---- Material supplied

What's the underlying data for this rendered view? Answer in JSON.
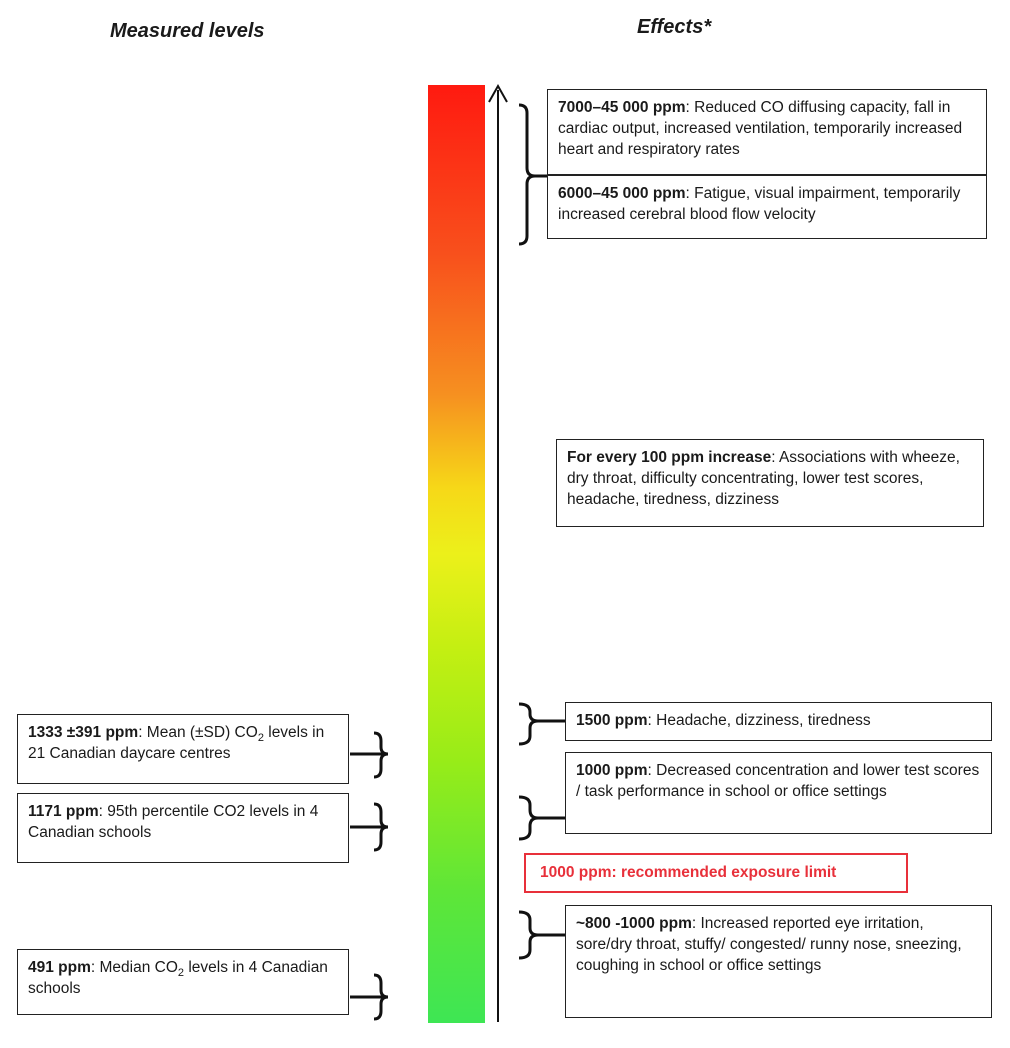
{
  "headings": {
    "measured": "Measured levels",
    "effects": "Effects*"
  },
  "effects": [
    {
      "bold": "7000–45 000 ppm",
      "text": ": Reduced CO diffusing capacity, fall in cardiac output, increased ventilation, temporarily increased heart and respiratory rates"
    },
    {
      "bold": "6000–45 000 ppm",
      "text": ": Fatigue, visual impairment, temporarily increased cerebral blood flow velocity"
    },
    {
      "bold": "For every 100 ppm increase",
      "text": ": Associations with wheeze, dry throat, difficulty concentrating, lower test scores, headache, tiredness, dizziness"
    },
    {
      "bold": "1500 ppm",
      "text": ": Headache, dizziness, tiredness"
    },
    {
      "bold": "1000 ppm",
      "text": ": Decreased concentration and lower test scores / task performance in school or office settings"
    },
    {
      "bold": "~800 -1000 ppm",
      "text": ": Increased reported eye irritation, sore/dry throat, stuffy/ congested/ runny nose, sneezing, coughing in school or office settings"
    }
  ],
  "limit": "1000 ppm: recommended exposure limit",
  "measured": [
    {
      "bold": "1333 ±391 ppm",
      "text1": ": Mean (±SD) CO",
      "sub": "2",
      "text2": " levels in 21 Canadian daycare centres"
    },
    {
      "bold": "1171 ppm",
      "text1": ": 95th percentile CO2 levels in 4 Canadian schools"
    },
    {
      "bold": "491 ppm",
      "text1": ": Median CO",
      "sub": "2",
      "text2": " levels in 4 Canadian schools"
    }
  ],
  "colors": {
    "gradient_top": "#ff1a10",
    "gradient_mid": "#ecf01a",
    "gradient_bottom": "#3ee654",
    "limit": "#e8303a"
  }
}
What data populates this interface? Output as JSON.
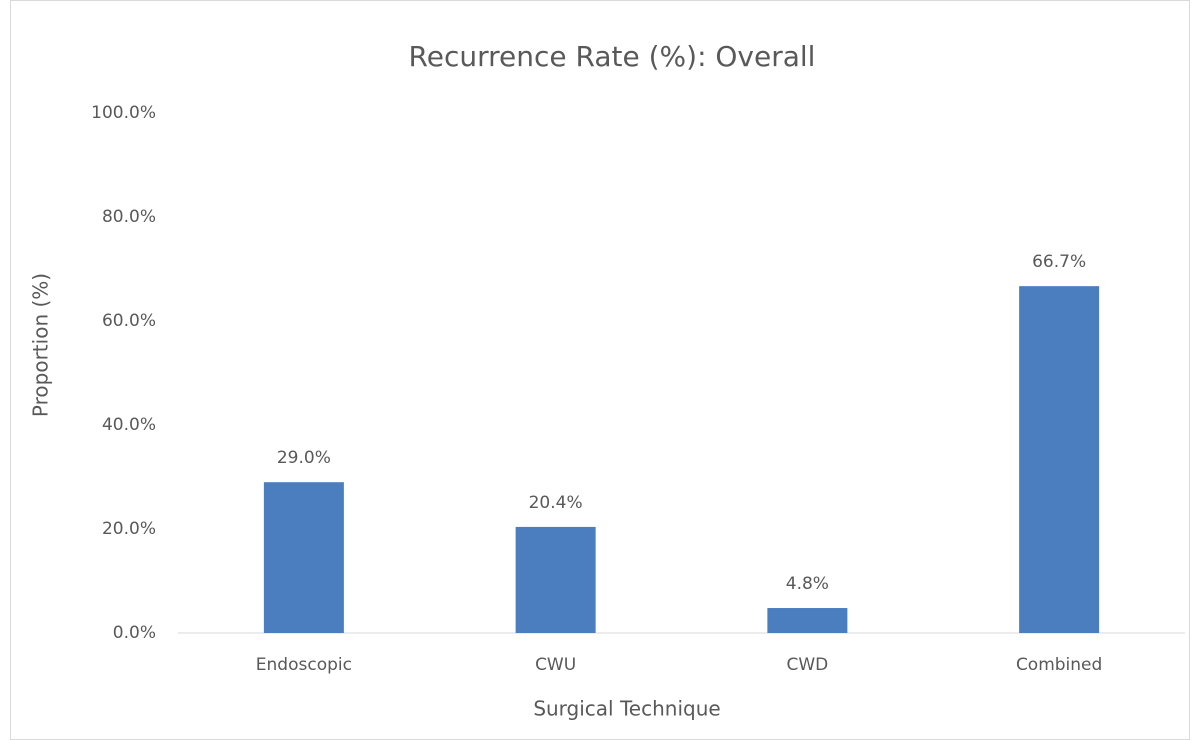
{
  "chart_data": {
    "type": "bar",
    "title": "Recurrence Rate (%): Overall",
    "x_label": "Surgical Technique",
    "y_label": "Proportion (%)",
    "categories": [
      "Endoscopic",
      "CWU",
      "CWD",
      "Combined"
    ],
    "values": [
      29.0,
      20.4,
      4.8,
      66.7
    ],
    "value_labels": [
      "29.0%",
      "20.4%",
      "4.8%",
      "66.7%"
    ],
    "color": "#4a7ebf",
    "ylim": [
      0,
      100
    ],
    "yticks": [
      {
        "value": 0,
        "label": "0.0%"
      },
      {
        "value": 20,
        "label": "20.0%"
      },
      {
        "value": 40,
        "label": "40.0%"
      },
      {
        "value": 60,
        "label": "60.0%"
      },
      {
        "value": 80,
        "label": "80.0%"
      },
      {
        "value": 100,
        "label": "100.0%"
      }
    ],
    "grid": false
  }
}
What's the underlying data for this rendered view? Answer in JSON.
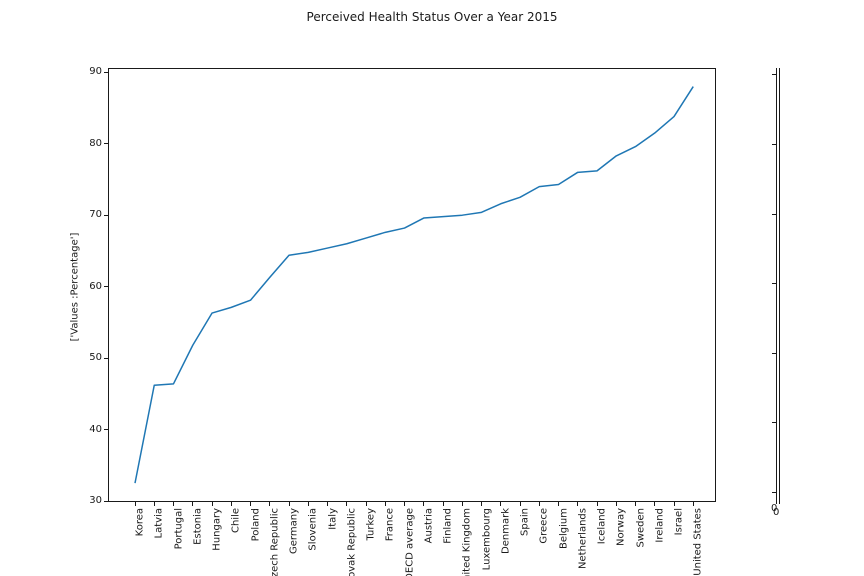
{
  "title": "Perceived Health Status Over a Year 2015",
  "chart_data": {
    "type": "line",
    "title": "Perceived Health Status Over a Year 2015",
    "xlabel": "",
    "ylabel": "['Values :Percentage']",
    "ylim": [
      30,
      90.6
    ],
    "yticks": [
      30,
      40,
      50,
      60,
      70,
      80,
      90
    ],
    "grid": false,
    "legend": null,
    "line_color": "#1f77b4",
    "axis_color": "#1a1a1a",
    "categories": [
      "Korea",
      "Latvia",
      "Portugal",
      "Estonia",
      "Hungary",
      "Chile",
      "Poland",
      "Czech Republic",
      "Germany",
      "Slovenia",
      "Italy",
      "Slovak Republic",
      "Turkey",
      "France",
      "OECD average",
      "Austria",
      "Finland",
      "United Kingdom",
      "Luxembourg",
      "Denmark",
      "Spain",
      "Greece",
      "Belgium",
      "Netherlands",
      "Iceland",
      "Norway",
      "Sweden",
      "Ireland",
      "Israel",
      "United States"
    ],
    "values": [
      32.5,
      46.2,
      46.4,
      51.8,
      56.3,
      57.1,
      58.1,
      61.3,
      64.4,
      64.8,
      65.4,
      66.0,
      66.8,
      67.6,
      68.2,
      69.6,
      69.8,
      70.0,
      70.4,
      71.6,
      72.5,
      74.0,
      74.3,
      76.0,
      76.2,
      78.3,
      79.6,
      81.5,
      83.8,
      88.0
    ],
    "secondary_axis": {
      "tick_count": 7,
      "bottom_labels": [
        "0",
        "0"
      ]
    }
  }
}
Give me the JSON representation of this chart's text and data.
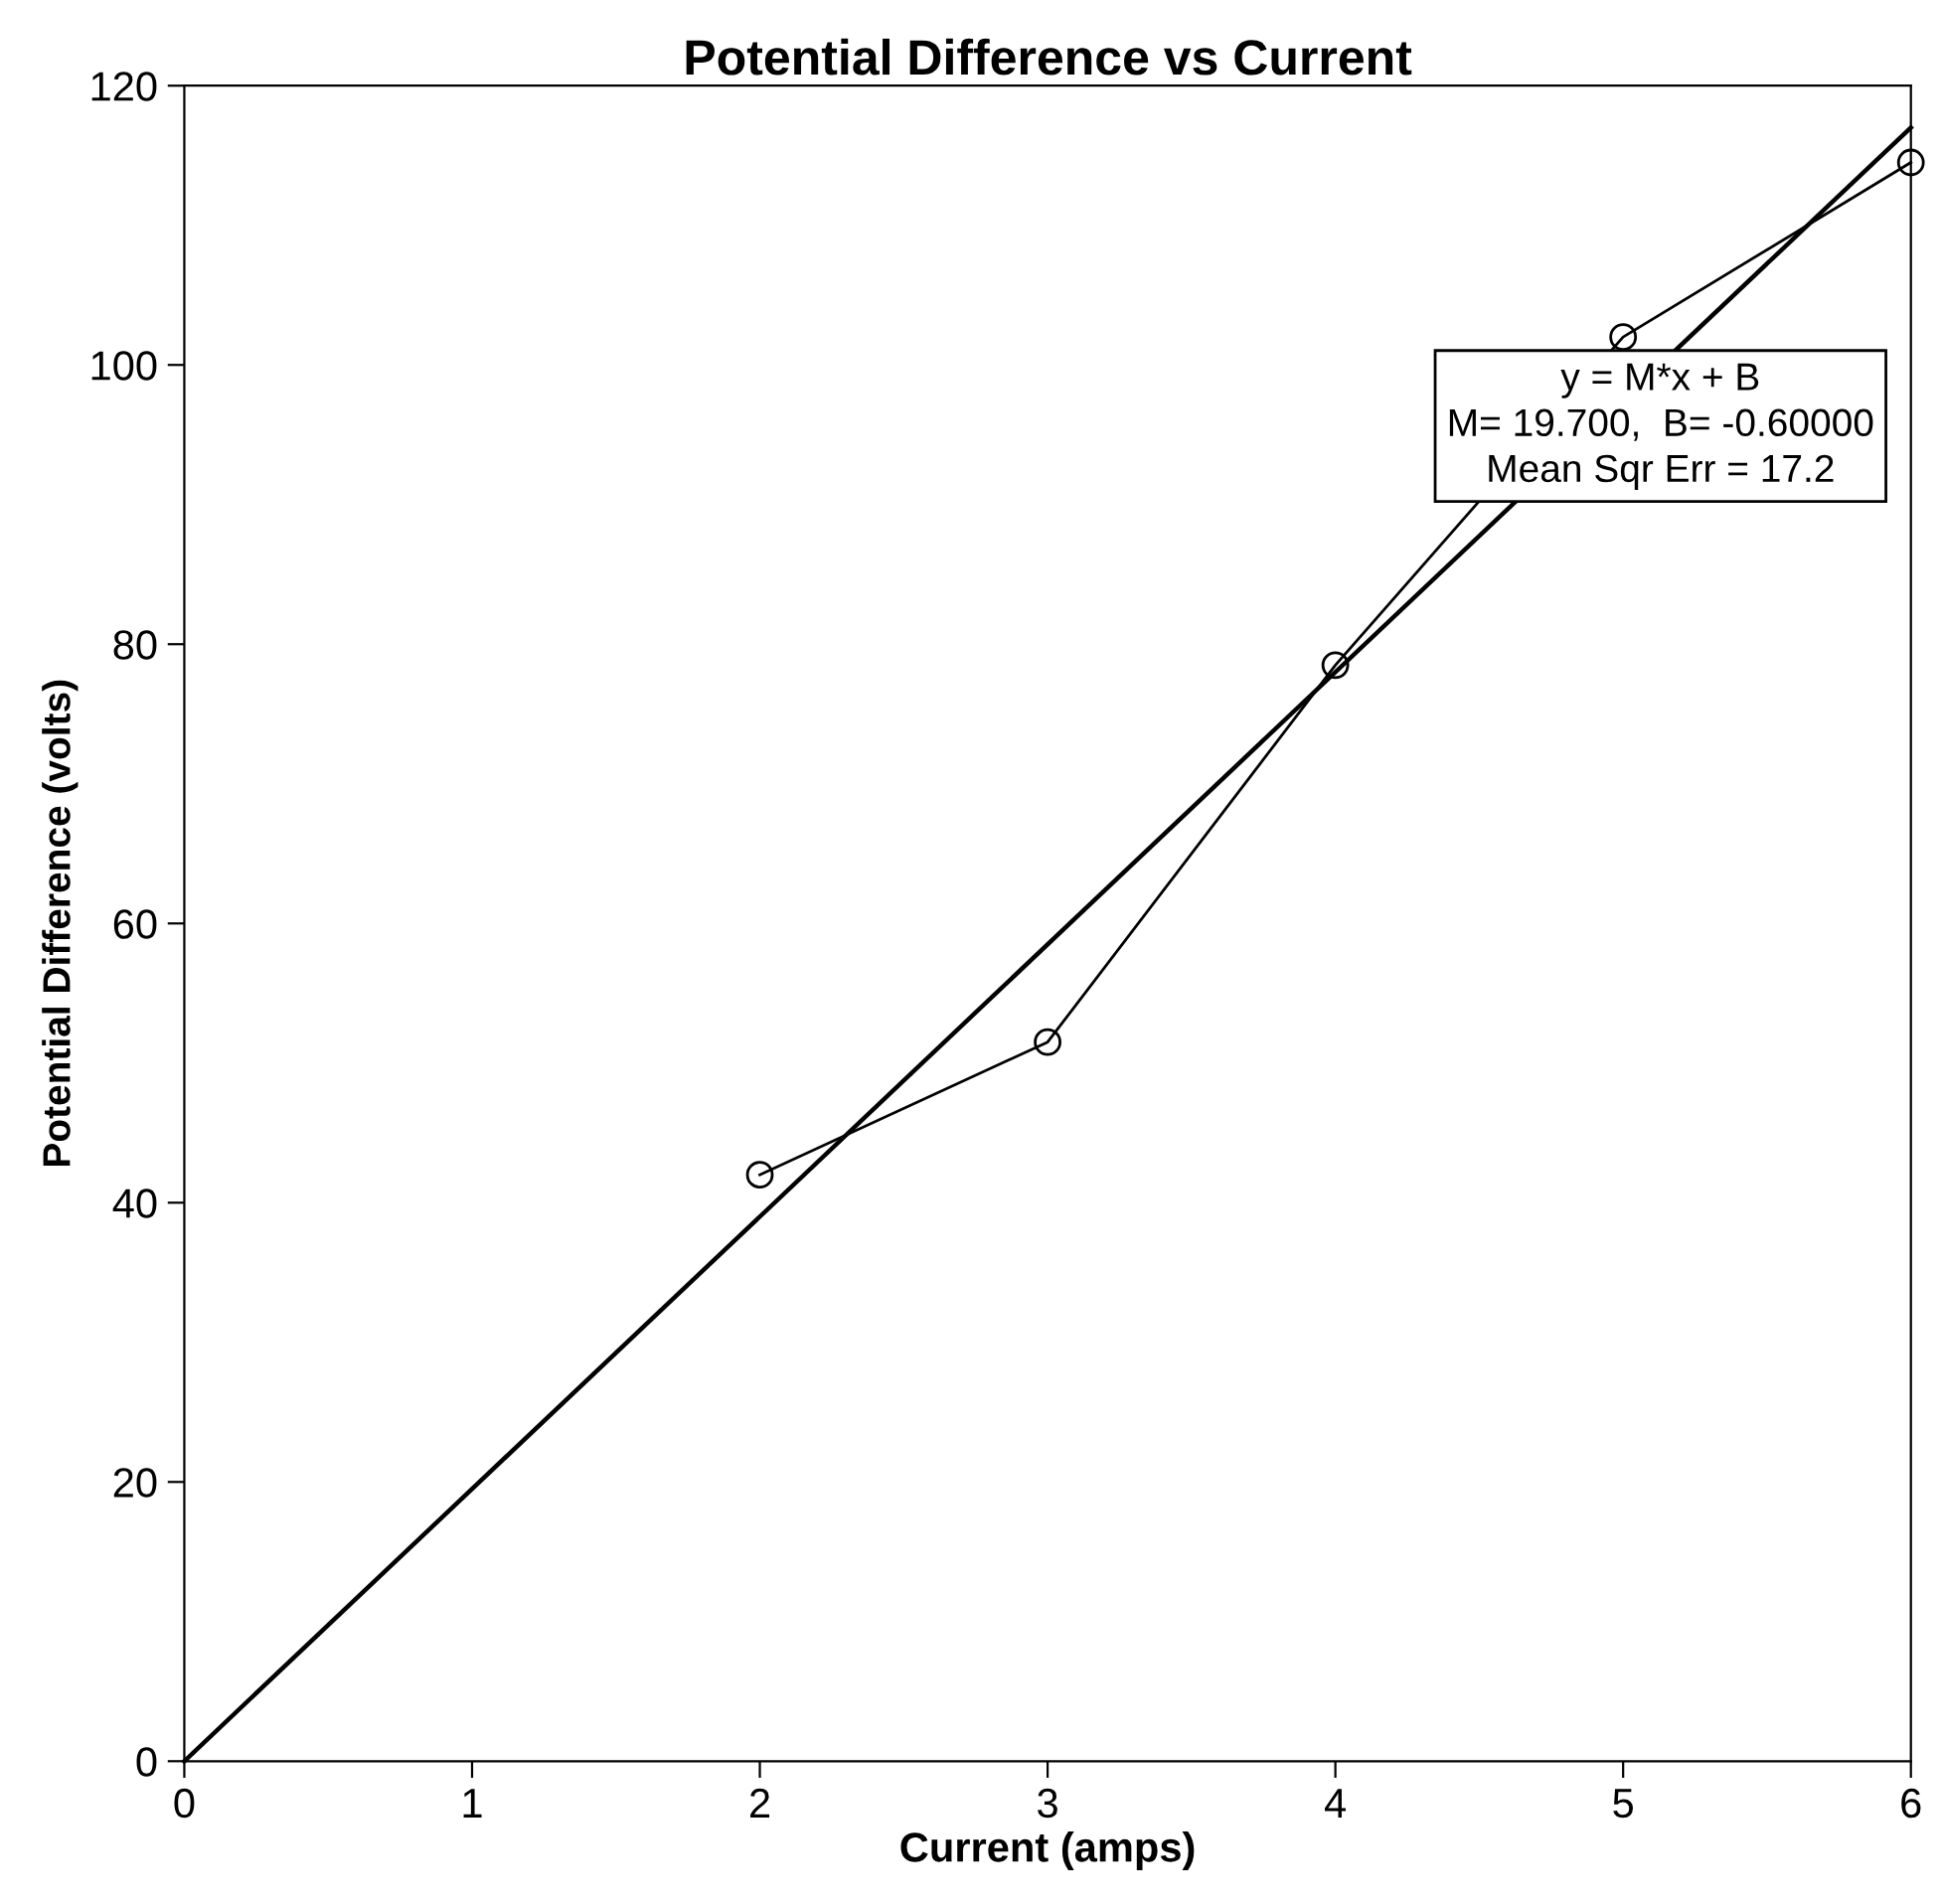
{
  "chart_data": {
    "type": "line",
    "title": "Potential Difference vs Current",
    "xlabel": "Current (amps)",
    "ylabel": "Potential Difference (volts)",
    "series": [
      {
        "color": "#000000",
        "x": [
          2,
          3,
          4,
          5,
          6
        ],
        "values": [
          42,
          51.5,
          78.5,
          102,
          114.5
        ],
        "marker": "circle"
      },
      {
        "color": "#000000",
        "x": [
          0,
          6
        ],
        "values": [
          0,
          117
        ],
        "marker": "none"
      }
    ],
    "xlim": [
      0,
      6
    ],
    "ylim": [
      0,
      120
    ],
    "xticks": [
      0,
      1,
      2,
      3,
      4,
      5,
      6
    ],
    "yticks": [
      0,
      20,
      40,
      60,
      80,
      100,
      120
    ],
    "grid": false,
    "legend": false,
    "line_style": "solid",
    "annotations": [
      "y = M*x + B",
      "M= 19.700,  B= -0.60000",
      "Mean Sqr Err = 17.2"
    ]
  }
}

--------

Aim of the exercise: Copy every line in the listing above where the string "test" turns up.

Exercise result:
      "text": ": Associations with wheeze, dry throat, difficulty concentrating, lower test scores, headache, tiredness, dizziness"
      "text": ": Decreased concentration and lower test scores / task performance in school or office settings"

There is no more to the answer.